Figure contents as structured data:
--- begin ---

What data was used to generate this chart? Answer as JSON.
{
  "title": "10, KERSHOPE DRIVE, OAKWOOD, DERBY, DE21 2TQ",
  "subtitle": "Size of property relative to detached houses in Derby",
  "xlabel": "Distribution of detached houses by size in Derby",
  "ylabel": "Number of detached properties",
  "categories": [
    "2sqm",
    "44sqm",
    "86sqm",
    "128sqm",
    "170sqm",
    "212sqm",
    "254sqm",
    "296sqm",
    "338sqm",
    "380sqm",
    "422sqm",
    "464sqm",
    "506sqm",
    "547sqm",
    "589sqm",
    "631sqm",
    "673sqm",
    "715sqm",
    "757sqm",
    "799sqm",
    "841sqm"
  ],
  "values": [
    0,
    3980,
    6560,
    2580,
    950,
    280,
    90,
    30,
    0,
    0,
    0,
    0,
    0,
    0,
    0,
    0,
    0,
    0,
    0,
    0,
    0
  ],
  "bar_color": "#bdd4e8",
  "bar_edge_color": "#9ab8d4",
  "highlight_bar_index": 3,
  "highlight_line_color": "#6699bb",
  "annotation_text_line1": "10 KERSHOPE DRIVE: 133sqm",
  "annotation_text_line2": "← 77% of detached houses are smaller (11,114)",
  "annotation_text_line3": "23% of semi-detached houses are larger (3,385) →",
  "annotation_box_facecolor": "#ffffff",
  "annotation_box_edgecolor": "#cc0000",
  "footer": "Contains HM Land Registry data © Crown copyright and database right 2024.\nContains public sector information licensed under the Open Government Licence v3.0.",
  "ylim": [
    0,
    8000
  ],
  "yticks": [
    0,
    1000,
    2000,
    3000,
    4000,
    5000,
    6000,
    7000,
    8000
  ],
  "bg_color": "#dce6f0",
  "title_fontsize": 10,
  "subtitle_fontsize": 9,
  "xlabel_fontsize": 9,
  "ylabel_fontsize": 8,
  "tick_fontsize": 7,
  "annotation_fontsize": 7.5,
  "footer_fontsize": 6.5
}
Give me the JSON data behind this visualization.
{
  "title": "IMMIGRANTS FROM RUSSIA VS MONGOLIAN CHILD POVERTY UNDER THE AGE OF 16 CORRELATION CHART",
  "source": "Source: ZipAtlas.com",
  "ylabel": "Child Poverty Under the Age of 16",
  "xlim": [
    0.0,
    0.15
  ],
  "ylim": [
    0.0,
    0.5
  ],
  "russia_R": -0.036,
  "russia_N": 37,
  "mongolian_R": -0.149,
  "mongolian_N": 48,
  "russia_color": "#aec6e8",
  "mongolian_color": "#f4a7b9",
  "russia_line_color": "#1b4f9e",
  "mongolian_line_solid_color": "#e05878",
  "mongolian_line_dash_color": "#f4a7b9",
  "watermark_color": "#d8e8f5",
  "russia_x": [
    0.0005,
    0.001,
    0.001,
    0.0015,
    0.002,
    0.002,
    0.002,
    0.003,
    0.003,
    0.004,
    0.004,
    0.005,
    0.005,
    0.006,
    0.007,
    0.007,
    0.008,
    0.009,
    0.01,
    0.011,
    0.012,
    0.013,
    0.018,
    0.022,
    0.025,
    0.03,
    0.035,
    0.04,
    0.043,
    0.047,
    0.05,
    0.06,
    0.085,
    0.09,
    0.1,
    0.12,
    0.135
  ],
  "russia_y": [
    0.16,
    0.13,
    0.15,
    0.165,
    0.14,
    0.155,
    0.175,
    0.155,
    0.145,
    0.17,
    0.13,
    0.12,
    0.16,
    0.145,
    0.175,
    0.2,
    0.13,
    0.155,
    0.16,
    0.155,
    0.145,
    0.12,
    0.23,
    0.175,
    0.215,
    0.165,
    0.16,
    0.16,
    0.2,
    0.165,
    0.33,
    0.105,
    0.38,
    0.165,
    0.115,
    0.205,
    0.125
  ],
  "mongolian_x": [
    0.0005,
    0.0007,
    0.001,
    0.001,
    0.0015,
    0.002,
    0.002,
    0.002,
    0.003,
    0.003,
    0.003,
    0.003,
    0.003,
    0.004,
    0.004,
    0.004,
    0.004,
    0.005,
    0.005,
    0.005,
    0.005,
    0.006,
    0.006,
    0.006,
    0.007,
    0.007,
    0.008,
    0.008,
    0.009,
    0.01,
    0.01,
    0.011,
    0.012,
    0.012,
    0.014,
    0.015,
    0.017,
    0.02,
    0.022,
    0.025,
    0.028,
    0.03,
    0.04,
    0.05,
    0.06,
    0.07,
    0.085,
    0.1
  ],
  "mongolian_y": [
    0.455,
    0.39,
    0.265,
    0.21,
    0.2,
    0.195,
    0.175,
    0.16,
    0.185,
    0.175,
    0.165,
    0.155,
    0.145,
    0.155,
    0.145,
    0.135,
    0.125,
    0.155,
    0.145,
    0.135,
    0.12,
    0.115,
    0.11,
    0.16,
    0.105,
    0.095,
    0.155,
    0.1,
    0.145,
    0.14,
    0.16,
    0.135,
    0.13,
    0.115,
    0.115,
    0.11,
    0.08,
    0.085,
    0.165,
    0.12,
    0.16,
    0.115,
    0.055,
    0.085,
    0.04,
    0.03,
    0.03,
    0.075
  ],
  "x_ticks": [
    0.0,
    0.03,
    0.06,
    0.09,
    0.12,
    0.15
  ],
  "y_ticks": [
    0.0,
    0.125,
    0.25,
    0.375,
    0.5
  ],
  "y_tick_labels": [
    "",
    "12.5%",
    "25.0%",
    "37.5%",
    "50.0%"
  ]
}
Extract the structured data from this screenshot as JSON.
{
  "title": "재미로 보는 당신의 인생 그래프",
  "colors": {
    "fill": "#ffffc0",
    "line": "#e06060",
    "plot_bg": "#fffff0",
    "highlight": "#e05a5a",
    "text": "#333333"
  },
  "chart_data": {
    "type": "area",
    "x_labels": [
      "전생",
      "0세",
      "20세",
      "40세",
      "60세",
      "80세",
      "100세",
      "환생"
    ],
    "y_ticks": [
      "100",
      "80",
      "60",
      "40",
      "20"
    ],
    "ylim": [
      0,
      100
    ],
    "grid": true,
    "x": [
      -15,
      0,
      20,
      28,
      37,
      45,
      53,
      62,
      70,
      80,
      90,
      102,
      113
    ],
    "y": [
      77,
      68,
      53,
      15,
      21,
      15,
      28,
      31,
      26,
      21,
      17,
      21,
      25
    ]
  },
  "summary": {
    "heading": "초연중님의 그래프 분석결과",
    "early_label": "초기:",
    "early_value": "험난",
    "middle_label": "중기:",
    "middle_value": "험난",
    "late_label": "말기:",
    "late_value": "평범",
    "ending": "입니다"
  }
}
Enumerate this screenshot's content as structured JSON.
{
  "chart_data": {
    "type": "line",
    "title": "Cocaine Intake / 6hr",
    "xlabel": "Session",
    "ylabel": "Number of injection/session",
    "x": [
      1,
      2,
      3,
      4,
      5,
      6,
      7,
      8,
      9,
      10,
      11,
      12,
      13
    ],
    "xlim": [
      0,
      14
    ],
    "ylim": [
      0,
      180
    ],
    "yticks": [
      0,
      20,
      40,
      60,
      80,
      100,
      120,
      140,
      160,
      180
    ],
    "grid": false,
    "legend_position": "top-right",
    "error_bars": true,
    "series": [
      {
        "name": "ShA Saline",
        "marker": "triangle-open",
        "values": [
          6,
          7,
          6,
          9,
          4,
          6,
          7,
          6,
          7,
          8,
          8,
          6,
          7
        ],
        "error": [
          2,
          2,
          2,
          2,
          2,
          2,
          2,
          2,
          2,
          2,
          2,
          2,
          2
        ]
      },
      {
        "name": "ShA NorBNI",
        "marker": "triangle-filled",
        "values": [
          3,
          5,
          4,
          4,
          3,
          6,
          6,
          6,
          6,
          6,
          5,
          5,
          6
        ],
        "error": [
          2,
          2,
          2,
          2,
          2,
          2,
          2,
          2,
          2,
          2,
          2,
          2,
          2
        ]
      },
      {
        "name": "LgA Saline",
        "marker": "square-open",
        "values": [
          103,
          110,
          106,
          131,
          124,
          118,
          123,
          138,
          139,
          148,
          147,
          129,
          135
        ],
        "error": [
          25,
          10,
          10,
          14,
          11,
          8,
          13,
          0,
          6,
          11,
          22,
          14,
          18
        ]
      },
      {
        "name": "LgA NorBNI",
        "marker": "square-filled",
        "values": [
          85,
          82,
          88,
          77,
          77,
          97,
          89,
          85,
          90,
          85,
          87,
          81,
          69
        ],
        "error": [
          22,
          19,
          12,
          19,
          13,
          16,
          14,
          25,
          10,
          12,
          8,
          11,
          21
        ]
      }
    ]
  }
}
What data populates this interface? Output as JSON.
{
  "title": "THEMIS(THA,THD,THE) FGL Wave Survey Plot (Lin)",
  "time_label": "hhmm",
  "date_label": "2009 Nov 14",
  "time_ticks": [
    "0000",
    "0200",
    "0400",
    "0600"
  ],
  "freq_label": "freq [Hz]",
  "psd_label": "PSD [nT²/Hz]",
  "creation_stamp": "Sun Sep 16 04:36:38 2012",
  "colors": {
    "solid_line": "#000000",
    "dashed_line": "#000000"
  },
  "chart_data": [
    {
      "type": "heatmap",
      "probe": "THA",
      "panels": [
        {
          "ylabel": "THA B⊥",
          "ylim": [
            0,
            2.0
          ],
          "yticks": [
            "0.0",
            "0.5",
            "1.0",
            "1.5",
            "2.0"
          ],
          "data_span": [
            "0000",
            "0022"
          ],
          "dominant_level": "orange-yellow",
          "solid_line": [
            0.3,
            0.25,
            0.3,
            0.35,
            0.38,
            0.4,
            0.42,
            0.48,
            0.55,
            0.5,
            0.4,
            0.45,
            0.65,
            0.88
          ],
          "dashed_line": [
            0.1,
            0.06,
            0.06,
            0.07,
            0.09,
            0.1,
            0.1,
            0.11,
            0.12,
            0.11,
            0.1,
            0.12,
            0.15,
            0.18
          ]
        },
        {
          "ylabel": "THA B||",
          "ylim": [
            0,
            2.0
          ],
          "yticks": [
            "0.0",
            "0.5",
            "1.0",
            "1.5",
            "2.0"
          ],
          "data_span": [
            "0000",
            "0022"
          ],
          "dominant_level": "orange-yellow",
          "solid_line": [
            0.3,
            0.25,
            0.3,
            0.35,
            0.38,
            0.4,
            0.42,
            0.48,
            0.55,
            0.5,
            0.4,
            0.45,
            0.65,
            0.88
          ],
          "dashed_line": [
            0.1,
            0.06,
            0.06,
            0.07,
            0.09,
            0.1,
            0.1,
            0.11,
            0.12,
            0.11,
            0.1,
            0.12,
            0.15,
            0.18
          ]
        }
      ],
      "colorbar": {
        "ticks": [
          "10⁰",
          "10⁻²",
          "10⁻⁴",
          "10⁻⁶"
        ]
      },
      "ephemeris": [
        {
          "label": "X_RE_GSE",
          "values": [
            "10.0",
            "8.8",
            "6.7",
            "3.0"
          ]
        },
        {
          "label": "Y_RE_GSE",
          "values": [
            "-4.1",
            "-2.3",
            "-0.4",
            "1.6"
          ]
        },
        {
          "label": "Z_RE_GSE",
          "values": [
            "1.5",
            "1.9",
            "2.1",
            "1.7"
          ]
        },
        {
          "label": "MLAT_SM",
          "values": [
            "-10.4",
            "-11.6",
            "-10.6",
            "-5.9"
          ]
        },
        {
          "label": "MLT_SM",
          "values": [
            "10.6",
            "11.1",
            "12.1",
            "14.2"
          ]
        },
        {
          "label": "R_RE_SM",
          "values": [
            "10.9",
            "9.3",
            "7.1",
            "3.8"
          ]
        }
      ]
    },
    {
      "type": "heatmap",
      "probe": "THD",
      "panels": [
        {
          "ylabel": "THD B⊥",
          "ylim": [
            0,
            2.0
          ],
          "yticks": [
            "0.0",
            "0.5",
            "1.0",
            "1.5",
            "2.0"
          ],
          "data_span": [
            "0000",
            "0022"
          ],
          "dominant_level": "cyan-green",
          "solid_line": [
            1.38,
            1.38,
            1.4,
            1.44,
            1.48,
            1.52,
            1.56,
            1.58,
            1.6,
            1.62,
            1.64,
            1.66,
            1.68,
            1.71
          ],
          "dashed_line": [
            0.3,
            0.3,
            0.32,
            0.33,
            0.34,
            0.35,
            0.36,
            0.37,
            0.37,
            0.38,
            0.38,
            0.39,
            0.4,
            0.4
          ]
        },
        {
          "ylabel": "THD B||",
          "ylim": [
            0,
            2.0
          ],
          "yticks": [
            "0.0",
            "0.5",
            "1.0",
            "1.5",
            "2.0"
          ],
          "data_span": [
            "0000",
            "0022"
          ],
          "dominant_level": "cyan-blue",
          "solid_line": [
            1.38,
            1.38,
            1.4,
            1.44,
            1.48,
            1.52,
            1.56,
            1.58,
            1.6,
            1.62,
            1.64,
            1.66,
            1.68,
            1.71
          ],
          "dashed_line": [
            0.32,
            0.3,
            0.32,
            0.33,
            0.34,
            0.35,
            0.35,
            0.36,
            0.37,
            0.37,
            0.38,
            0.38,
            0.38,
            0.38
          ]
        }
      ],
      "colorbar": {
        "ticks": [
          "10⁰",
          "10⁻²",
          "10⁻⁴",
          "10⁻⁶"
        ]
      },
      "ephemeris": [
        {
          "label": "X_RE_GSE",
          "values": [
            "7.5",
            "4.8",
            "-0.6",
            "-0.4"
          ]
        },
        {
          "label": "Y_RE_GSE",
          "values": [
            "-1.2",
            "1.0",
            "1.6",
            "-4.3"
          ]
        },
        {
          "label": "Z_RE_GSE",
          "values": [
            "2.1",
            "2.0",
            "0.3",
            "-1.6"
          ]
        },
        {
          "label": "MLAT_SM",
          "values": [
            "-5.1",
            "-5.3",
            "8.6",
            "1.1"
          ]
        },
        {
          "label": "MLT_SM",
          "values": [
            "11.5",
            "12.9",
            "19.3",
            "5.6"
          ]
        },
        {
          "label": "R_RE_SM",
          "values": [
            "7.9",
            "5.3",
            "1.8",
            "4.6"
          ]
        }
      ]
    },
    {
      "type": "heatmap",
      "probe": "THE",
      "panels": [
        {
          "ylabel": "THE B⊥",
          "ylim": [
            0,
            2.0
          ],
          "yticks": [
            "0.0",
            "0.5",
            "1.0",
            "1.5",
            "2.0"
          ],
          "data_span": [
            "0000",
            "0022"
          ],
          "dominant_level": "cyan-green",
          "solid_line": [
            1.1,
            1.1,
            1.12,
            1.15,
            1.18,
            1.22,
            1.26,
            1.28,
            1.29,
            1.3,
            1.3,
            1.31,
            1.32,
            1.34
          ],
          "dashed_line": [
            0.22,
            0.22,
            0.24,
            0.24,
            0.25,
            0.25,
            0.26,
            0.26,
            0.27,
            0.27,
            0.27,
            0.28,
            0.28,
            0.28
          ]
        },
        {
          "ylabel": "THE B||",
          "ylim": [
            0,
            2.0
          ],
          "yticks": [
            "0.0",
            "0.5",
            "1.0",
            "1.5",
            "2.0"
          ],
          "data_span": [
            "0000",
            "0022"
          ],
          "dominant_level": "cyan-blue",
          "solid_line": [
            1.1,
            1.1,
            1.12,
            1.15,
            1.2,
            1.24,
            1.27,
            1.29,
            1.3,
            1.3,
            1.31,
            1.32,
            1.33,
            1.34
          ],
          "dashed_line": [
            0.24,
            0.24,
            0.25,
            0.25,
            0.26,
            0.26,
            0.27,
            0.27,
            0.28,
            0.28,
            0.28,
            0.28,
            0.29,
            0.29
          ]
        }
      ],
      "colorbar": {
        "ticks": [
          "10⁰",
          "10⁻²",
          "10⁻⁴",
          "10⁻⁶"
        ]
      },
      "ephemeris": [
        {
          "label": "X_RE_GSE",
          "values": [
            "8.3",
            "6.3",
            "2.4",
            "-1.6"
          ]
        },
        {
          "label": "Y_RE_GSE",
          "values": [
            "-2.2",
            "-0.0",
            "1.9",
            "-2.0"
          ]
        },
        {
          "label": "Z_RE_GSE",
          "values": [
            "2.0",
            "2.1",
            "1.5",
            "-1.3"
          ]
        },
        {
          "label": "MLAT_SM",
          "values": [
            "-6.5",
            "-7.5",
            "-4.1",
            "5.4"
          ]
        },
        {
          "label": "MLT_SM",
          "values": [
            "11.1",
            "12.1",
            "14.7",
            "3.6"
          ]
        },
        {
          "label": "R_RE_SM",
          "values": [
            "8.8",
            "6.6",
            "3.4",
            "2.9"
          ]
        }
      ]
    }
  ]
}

--- end ---

# Task goal
Where a line holds the string "name", copy that line.

# Response
        "name": "ShA Saline",
        "name": "ShA NorBNI",
        "name": "LgA Saline",
        "name": "LgA NorBNI",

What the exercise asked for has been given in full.